TASK OBJECTIVE = Repeat the entire listing exactly.
━━━━━━
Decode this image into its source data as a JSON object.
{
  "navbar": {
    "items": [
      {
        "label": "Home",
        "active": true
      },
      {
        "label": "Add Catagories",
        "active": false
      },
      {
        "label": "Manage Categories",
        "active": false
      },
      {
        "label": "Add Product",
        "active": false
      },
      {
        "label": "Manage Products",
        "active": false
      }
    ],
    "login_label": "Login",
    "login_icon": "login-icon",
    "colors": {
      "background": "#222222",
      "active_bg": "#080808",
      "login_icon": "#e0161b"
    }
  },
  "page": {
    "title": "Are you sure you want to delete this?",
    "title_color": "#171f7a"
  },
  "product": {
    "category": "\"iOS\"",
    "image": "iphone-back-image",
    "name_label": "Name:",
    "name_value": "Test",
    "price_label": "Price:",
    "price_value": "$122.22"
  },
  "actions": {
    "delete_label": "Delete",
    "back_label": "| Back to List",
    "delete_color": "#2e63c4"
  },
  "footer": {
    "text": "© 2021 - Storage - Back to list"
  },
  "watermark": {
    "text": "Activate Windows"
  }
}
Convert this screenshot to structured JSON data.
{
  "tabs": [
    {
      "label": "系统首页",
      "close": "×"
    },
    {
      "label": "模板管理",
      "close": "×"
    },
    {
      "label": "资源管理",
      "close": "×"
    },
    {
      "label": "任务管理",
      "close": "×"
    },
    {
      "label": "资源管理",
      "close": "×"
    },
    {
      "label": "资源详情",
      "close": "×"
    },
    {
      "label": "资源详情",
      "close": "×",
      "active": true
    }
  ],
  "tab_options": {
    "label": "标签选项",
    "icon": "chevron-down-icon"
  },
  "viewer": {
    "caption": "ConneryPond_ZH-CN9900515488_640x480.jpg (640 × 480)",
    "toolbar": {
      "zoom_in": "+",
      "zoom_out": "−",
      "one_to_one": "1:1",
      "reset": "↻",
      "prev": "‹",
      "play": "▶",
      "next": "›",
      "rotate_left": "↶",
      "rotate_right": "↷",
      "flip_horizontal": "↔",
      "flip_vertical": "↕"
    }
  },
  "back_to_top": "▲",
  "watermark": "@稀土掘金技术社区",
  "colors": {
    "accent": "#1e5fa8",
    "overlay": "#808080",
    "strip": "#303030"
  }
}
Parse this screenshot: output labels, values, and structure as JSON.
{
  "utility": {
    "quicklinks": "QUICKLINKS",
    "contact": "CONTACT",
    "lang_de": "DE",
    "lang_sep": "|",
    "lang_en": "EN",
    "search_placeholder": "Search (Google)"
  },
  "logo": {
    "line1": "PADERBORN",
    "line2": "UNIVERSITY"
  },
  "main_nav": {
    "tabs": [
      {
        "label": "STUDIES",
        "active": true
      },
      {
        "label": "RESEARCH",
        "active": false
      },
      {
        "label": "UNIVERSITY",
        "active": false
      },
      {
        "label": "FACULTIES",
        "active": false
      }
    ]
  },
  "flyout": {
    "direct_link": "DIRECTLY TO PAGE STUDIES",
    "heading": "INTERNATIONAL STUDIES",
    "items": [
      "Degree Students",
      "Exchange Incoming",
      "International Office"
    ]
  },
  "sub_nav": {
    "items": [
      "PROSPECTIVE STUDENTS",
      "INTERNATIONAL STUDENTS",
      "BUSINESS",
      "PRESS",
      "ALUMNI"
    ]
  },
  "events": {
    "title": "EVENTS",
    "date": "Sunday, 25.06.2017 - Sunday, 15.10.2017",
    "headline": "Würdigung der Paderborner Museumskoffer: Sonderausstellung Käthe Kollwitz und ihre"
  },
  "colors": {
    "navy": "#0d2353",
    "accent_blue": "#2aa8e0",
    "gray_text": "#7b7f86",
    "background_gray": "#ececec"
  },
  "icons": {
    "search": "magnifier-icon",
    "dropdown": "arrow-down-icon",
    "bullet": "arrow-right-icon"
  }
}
━━━━━━
RESPONSE FOR THIS EXERCISE =
Decode this image into its source data as a JSON object.
{
  "navbar": {
    "items": [
      {
        "label": "Home",
        "active": true
      },
      {
        "label": "Add Catagories",
        "active": false
      },
      {
        "label": "Manage Categories",
        "active": false
      },
      {
        "label": "Add Product",
        "active": false
      },
      {
        "label": "Manage Products",
        "active": false
      }
    ],
    "login_label": "Login",
    "login_icon": "login-icon",
    "colors": {
      "background": "#222222",
      "active_bg": "#080808",
      "login_icon": "#e0161b"
    }
  },
  "page": {
    "title": "Are you sure you want to delete this?",
    "title_color": "#171f7a"
  },
  "product": {
    "category": "\"iOS\"",
    "image": "iphone-back-image",
    "name_label": "Name:",
    "name_value": "Test",
    "price_label": "Price:",
    "price_value": "$122.22"
  },
  "actions": {
    "delete_label": "Delete",
    "back_label": "| Back to List",
    "delete_color": "#2e63c4"
  },
  "footer": {
    "text": "© 2021 - Storage - Back to list"
  },
  "watermark": {
    "text": "Activate Windows"
  }
}
Convert this screenshot to structured JSON data.
{
  "tabs": [
    {
      "label": "系统首页",
      "close": "×"
    },
    {
      "label": "模板管理",
      "close": "×"
    },
    {
      "label": "资源管理",
      "close": "×"
    },
    {
      "label": "任务管理",
      "close": "×"
    },
    {
      "label": "资源管理",
      "close": "×"
    },
    {
      "label": "资源详情",
      "close": "×"
    },
    {
      "label": "资源详情",
      "close": "×",
      "active": true
    }
  ],
  "tab_options": {
    "label": "标签选项",
    "icon": "chevron-down-icon"
  },
  "viewer": {
    "caption": "ConneryPond_ZH-CN9900515488_640x480.jpg (640 × 480)",
    "toolbar": {
      "zoom_in": "+",
      "zoom_out": "−",
      "one_to_one": "1:1",
      "reset": "↻",
      "prev": "‹",
      "play": "▶",
      "next": "›",
      "rotate_left": "↶",
      "rotate_right": "↷",
      "flip_horizontal": "↔",
      "flip_vertical": "↕"
    }
  },
  "back_to_top": "▲",
  "watermark": "@稀土掘金技术社区",
  "colors": {
    "accent": "#1e5fa8",
    "overlay": "#808080",
    "strip": "#303030"
  }
}
Parse this screenshot: output labels, values, and structure as JSON.
{
  "utility": {
    "quicklinks": "QUICKLINKS",
    "contact": "CONTACT",
    "lang_de": "DE",
    "lang_sep": "|",
    "lang_en": "EN",
    "search_placeholder": "Search (Google)"
  },
  "logo": {
    "line1": "PADERBORN",
    "line2": "UNIVERSITY"
  },
  "main_nav": {
    "tabs": [
      {
        "label": "STUDIES",
        "active": true
      },
      {
        "label": "RESEARCH",
        "active": false
      },
      {
        "label": "UNIVERSITY",
        "active": false
      },
      {
        "label": "FACULTIES",
        "active": false
      }
    ]
  },
  "flyout": {
    "direct_link": "DIRECTLY TO PAGE STUDIES",
    "heading": "INTERNATIONAL STUDIES",
    "items": [
      "Degree Students",
      "Exchange Incoming",
      "International Office"
    ]
  },
  "sub_nav": {
    "items": [
      "PROSPECTIVE STUDENTS",
      "INTERNATIONAL STUDENTS",
      "BUSINESS",
      "PRESS",
      "ALUMNI"
    ]
  },
  "events": {
    "title": "EVENTS",
    "date": "Sunday, 25.06.2017 - Sunday, 15.10.2017",
    "headline": "Würdigung der Paderborner Museumskoffer: Sonderausstellung Käthe Kollwitz und ihre"
  },
  "colors": {
    "navy": "#0d2353",
    "accent_blue": "#2aa8e0",
    "gray_text": "#7b7f86",
    "background_gray": "#ececec"
  },
  "icons": {
    "search": "magnifier-icon",
    "dropdown": "arrow-down-icon",
    "bullet": "arrow-right-icon"
  }
}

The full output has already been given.